• Stated exercise: Each of the entries should be retyped precisely as it appears.
** begin **
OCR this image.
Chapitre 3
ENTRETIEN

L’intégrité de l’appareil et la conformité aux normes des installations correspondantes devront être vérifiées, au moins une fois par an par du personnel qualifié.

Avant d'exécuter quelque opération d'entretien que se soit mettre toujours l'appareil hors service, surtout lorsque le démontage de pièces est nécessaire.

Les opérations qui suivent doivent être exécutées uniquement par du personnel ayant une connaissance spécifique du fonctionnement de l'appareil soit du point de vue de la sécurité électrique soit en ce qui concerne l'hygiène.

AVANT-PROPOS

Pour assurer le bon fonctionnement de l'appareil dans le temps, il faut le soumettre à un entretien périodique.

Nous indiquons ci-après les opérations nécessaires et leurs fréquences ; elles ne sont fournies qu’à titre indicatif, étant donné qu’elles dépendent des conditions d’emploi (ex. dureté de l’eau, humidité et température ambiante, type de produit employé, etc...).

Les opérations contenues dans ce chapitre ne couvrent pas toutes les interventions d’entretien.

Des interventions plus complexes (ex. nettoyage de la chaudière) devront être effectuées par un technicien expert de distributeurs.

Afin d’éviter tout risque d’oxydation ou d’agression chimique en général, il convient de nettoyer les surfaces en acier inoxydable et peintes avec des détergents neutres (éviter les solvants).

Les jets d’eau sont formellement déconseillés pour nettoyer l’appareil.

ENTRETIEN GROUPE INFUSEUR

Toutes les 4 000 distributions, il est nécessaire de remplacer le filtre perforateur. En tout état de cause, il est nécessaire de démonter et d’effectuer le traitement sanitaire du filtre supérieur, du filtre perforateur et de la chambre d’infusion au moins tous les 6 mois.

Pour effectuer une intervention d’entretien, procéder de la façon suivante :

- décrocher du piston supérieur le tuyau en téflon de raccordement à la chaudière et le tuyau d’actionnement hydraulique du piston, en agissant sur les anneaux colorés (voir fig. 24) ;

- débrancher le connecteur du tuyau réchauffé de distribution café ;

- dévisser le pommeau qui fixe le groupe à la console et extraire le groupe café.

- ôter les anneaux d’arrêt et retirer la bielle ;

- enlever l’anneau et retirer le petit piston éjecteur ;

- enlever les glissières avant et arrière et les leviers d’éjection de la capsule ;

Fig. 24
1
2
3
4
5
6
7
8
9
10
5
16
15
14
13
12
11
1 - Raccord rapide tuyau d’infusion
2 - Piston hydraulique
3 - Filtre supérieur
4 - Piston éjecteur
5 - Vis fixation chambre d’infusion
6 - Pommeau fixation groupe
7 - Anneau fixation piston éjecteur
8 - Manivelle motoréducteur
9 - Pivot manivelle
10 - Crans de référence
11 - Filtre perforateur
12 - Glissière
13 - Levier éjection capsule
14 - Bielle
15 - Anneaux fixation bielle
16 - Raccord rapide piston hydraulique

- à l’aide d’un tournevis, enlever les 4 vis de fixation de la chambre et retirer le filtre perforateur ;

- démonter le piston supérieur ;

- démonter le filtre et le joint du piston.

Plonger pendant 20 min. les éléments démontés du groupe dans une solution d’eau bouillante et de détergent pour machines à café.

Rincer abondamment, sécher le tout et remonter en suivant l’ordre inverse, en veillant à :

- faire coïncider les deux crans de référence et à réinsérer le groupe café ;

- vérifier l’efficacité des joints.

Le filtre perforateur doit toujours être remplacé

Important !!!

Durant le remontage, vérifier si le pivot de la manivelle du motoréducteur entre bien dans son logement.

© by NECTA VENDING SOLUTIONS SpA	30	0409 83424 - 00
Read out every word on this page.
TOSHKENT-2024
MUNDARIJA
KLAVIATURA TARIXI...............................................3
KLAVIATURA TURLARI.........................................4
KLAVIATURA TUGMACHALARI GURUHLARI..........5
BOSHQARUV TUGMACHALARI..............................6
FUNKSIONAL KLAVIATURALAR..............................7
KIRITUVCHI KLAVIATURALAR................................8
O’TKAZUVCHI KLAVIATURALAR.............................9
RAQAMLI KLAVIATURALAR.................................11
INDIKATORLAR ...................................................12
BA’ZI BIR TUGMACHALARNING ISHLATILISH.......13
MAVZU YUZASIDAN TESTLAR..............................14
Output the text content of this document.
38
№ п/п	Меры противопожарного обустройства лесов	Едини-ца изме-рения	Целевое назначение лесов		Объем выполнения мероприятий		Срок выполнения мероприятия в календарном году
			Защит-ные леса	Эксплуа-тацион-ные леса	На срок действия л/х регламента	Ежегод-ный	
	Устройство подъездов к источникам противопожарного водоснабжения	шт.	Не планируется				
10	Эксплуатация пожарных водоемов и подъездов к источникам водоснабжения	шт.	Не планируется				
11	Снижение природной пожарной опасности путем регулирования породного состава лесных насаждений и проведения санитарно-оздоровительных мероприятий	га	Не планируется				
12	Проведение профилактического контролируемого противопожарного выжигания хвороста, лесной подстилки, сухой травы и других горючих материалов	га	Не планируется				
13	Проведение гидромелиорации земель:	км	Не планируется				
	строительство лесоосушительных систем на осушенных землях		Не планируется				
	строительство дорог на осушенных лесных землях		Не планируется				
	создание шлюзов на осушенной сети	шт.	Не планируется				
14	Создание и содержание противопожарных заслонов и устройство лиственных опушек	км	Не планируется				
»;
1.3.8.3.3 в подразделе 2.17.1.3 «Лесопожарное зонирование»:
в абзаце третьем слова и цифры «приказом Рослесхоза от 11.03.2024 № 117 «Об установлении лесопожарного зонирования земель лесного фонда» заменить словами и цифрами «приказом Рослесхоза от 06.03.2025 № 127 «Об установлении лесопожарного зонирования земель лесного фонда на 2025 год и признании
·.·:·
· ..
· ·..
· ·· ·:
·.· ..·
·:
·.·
** end **
• Exercise result:
OCR this image.
Chapitre 3
ENTRETIEN

L’intégrité de l’appareil et la conformité aux normes des installations correspondantes devront être vérifiées, au moins une fois par an par du personnel qualifié.

Avant d'exécuter quelque opération d'entretien que se soit mettre toujours l'appareil hors service, surtout lorsque le démontage de pièces est nécessaire.

Les opérations qui suivent doivent être exécutées uniquement par du personnel ayant une connaissance spécifique du fonctionnement de l'appareil soit du point de vue de la sécurité électrique soit en ce qui concerne l'hygiène.

AVANT-PROPOS

Pour assurer le bon fonctionnement de l'appareil dans le temps, il faut le soumettre à un entretien périodique.

Nous indiquons ci-après les opérations nécessaires et leurs fréquences ; elles ne sont fournies qu’à titre indicatif, étant donné qu’elles dépendent des conditions d’emploi (ex. dureté de l’eau, humidité et température ambiante, type de produit employé, etc...).

Les opérations contenues dans ce chapitre ne couvrent pas toutes les interventions d’entretien.

Des interventions plus complexes (ex. nettoyage de la chaudière) devront être effectuées par un technicien expert de distributeurs.

Afin d’éviter tout risque d’oxydation ou d’agression chimique en général, il convient de nettoyer les surfaces en acier inoxydable et peintes avec des détergents neutres (éviter les solvants).

Les jets d’eau sont formellement déconseillés pour nettoyer l’appareil.

ENTRETIEN GROUPE INFUSEUR

Toutes les 4 000 distributions, il est nécessaire de remplacer le filtre perforateur. En tout état de cause, il est nécessaire de démonter et d’effectuer le traitement sanitaire du filtre supérieur, du filtre perforateur et de la chambre d’infusion au moins tous les 6 mois.

Pour effectuer une intervention d’entretien, procéder de la façon suivante :

- décrocher du piston supérieur le tuyau en téflon de raccordement à la chaudière et le tuyau d’actionnement hydraulique du piston, en agissant sur les anneaux colorés (voir fig. 24) ;

- débrancher le connecteur du tuyau réchauffé de distribution café ;

- dévisser le pommeau qui fixe le groupe à la console et extraire le groupe café.

- ôter les anneaux d’arrêt et retirer la bielle ;

- enlever l’anneau et retirer le petit piston éjecteur ;

- enlever les glissières avant et arrière et les leviers d’éjection de la capsule ;

Fig. 24
1
2
3
4
5
6
7
8
9
10
5
16
15
14
13
12
11
1 - Raccord rapide tuyau d’infusion
2 - Piston hydraulique
3 - Filtre supérieur
4 - Piston éjecteur
5 - Vis fixation chambre d’infusion
6 - Pommeau fixation groupe
7 - Anneau fixation piston éjecteur
8 - Manivelle motoréducteur
9 - Pivot manivelle
10 - Crans de référence
11 - Filtre perforateur
12 - Glissière
13 - Levier éjection capsule
14 - Bielle
15 - Anneaux fixation bielle
16 - Raccord rapide piston hydraulique

- à l’aide d’un tournevis, enlever les 4 vis de fixation de la chambre et retirer le filtre perforateur ;

- démonter le piston supérieur ;

- démonter le filtre et le joint du piston.

Plonger pendant 20 min. les éléments démontés du groupe dans une solution d’eau bouillante et de détergent pour machines à café.

Rincer abondamment, sécher le tout et remonter en suivant l’ordre inverse, en veillant à :

- faire coïncider les deux crans de référence et à réinsérer le groupe café ;

- vérifier l’efficacité des joints.

Le filtre perforateur doit toujours être remplacé

Important !!!

Durant le remontage, vérifier si le pivot de la manivelle du motoréducteur entre bien dans son logement.

© by NECTA VENDING SOLUTIONS SpA	30	0409 83424 - 00
Read out every word on this page.
TOSHKENT-2024
MUNDARIJA
KLAVIATURA TARIXI...............................................3
KLAVIATURA TURLARI.........................................4
KLAVIATURA TUGMACHALARI GURUHLARI..........5
BOSHQARUV TUGMACHALARI..............................6
FUNKSIONAL KLAVIATURALAR..............................7
KIRITUVCHI KLAVIATURALAR................................8
O’TKAZUVCHI KLAVIATURALAR.............................9
RAQAMLI KLAVIATURALAR.................................11
INDIKATORLAR ...................................................12
BA’ZI BIR TUGMACHALARNING ISHLATILISH.......13
MAVZU YUZASIDAN TESTLAR..............................14
Output the text content of this document.
38
№ п/п	Меры противопожарного обустройства лесов	Едини-ца изме-рения	Целевое назначение лесов		Объем выполнения мероприятий		Срок выполнения мероприятия в календарном году
			Защит-ные леса	Эксплуа-тацион-ные леса	На срок действия л/х регламента	Ежегод-ный	
	Устройство подъездов к источникам противопожарного водоснабжения	шт.	Не планируется				
10	Эксплуатация пожарных водоемов и подъездов к источникам водоснабжения	шт.	Не планируется				
11	Снижение природной пожарной опасности путем регулирования породного состава лесных насаждений и проведения санитарно-оздоровительных мероприятий	га	Не планируется				
12	Проведение профилактического контролируемого противопожарного выжигания хвороста, лесной подстилки, сухой травы и других горючих материалов	га	Не планируется				
13	Проведение гидромелиорации земель:	км	Не планируется				
	строительство лесоосушительных систем на осушенных землях		Не планируется				
	строительство дорог на осушенных лесных землях		Не планируется				
	создание шлюзов на осушенной сети	шт.	Не планируется				
14	Создание и содержание противопожарных заслонов и устройство лиственных опушек	км	Не планируется				
»;
1.3.8.3.3 в подразделе 2.17.1.3 «Лесопожарное зонирование»:
в абзаце третьем слова и цифры «приказом Рослесхоза от 11.03.2024 № 117 «Об установлении лесопожарного зонирования земель лесного фонда» заменить словами и цифрами «приказом Рослесхоза от 06.03.2025 № 127 «Об установлении лесопожарного зонирования земель лесного фонда на 2025 год и признании
·.·:·
· ..
· ·..
· ·· ·:
·.· ..·
·:
·.·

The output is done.